• _EXERCISE DESCRIPTION_: Pull out every line below holding the word "method".

Records from a data source

§ §

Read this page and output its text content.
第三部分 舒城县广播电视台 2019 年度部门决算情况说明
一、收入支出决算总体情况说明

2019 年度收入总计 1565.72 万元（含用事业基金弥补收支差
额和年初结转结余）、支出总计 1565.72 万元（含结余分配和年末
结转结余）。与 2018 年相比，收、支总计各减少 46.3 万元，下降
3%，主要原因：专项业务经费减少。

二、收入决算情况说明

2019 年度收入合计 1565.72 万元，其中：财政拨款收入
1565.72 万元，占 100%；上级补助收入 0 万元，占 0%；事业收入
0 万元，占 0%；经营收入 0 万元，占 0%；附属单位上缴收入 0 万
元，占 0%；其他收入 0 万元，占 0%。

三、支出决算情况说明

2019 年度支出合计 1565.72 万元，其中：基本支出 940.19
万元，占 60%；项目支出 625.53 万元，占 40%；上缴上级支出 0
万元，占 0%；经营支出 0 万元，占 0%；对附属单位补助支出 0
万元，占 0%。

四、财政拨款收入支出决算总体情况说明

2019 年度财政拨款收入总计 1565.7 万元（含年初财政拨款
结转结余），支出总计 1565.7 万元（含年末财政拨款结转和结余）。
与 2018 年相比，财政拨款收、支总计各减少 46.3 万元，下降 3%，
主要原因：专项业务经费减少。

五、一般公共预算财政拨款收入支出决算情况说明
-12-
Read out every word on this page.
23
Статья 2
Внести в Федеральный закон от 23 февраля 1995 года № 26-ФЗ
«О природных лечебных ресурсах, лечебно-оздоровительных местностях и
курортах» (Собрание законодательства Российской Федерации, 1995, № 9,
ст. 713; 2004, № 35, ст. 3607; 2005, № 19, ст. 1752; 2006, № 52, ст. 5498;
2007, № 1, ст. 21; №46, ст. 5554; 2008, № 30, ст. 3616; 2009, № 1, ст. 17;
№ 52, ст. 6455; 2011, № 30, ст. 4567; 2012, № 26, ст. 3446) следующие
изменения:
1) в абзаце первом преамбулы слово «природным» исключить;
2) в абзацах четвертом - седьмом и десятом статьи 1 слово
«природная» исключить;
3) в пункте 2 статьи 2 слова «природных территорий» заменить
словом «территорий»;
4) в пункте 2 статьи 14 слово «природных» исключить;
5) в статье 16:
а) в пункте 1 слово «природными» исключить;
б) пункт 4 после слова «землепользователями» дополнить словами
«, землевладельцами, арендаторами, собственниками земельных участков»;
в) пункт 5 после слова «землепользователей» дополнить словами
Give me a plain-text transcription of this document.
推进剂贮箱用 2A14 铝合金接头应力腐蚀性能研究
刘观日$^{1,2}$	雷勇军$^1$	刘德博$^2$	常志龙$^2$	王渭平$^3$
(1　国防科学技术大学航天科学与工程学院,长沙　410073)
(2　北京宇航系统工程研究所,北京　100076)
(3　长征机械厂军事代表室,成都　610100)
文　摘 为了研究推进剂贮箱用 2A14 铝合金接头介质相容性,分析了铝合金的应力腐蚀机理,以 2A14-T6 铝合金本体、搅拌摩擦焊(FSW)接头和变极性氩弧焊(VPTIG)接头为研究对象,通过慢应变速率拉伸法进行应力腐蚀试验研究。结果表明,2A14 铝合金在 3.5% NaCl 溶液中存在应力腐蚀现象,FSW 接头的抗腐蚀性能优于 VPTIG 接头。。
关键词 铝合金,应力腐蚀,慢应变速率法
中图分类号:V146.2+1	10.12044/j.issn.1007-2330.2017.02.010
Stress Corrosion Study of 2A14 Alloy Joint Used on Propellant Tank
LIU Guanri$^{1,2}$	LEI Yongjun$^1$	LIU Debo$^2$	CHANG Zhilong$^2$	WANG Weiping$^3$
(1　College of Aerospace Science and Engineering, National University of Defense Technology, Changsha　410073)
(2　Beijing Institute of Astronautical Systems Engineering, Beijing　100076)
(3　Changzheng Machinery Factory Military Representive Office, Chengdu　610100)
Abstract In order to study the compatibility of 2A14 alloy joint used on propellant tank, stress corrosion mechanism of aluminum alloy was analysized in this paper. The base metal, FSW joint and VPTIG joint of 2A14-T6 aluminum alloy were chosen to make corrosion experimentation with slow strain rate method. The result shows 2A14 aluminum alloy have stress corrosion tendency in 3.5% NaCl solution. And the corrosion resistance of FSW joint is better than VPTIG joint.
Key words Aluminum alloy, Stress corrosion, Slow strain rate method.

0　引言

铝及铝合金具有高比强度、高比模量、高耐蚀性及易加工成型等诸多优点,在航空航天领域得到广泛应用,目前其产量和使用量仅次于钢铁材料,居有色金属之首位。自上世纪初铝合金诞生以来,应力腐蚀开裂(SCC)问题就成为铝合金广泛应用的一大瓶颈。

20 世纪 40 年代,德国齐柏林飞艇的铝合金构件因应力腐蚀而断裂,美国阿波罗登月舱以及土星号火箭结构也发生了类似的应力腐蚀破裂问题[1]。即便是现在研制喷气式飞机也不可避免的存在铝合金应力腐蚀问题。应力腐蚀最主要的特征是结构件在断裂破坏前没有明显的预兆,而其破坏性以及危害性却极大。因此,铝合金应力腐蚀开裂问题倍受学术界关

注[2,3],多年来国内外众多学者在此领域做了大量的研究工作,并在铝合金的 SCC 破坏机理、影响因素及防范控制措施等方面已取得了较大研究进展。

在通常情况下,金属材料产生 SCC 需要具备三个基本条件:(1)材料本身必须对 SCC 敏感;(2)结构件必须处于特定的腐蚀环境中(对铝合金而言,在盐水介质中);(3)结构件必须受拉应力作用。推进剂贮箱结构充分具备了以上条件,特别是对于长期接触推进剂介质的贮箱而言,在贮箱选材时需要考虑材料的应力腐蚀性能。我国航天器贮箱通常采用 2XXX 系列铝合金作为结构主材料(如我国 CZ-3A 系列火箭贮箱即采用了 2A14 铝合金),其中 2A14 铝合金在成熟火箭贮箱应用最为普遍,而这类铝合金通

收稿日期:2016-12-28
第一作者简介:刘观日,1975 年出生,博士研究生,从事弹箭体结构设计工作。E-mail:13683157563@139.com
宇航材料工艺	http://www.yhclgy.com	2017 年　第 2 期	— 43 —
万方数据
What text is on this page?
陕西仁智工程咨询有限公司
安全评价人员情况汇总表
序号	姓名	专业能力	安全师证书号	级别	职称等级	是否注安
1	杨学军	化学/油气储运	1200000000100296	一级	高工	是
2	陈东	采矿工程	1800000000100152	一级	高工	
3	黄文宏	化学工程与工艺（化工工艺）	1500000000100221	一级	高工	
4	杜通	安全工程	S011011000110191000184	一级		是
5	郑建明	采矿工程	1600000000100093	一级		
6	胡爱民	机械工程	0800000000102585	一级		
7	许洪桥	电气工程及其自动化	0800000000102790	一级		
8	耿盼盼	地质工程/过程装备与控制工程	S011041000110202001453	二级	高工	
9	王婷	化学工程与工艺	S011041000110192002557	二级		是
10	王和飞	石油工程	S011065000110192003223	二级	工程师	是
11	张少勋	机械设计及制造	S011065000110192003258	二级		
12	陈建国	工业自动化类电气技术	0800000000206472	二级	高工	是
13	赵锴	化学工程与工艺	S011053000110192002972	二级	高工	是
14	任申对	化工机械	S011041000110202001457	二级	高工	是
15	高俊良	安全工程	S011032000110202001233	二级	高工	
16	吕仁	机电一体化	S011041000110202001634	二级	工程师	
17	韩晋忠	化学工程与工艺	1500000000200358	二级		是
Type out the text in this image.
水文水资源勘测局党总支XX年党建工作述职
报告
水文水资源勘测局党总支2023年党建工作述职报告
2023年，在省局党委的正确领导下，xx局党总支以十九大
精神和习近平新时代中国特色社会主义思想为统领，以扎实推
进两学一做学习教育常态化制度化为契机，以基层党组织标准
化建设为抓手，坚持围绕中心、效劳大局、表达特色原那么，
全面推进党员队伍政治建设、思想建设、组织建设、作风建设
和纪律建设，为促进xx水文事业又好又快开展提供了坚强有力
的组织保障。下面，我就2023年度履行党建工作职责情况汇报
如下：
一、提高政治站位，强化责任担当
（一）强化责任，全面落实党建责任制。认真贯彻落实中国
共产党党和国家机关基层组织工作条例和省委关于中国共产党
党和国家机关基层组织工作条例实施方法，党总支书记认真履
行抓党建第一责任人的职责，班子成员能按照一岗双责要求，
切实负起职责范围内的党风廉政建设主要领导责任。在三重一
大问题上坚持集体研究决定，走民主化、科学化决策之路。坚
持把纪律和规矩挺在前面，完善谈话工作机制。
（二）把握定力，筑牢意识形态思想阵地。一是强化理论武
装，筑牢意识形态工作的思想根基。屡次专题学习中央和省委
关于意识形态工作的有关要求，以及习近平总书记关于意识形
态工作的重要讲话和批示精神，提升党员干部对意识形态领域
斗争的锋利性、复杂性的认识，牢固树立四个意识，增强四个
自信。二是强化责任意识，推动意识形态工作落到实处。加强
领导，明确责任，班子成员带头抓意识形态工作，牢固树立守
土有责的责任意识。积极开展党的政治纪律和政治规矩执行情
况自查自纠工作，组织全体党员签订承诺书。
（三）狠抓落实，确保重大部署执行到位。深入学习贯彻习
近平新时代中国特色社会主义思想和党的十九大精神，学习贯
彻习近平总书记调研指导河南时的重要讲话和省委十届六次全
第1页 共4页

§ §

• _RESULT FOR THIS EXERCISE_:
Abstract In order to study the compatibility of 2A14 alloy joint used on propellant tank, stress corrosion mechanism of aluminum alloy was analysized in this paper. The base metal, FSW joint and VPTIG joint of 2A14-T6 aluminum alloy were chosen to make corrosion experimentation with slow strain rate method. The result shows 2A14 aluminum alloy have stress corrosion tendency in 3.5% NaCl solution. And the corrosion resistance of FSW joint is better than VPTIG joint.
Key words Aluminum alloy, Stress corrosion, Slow strain rate method.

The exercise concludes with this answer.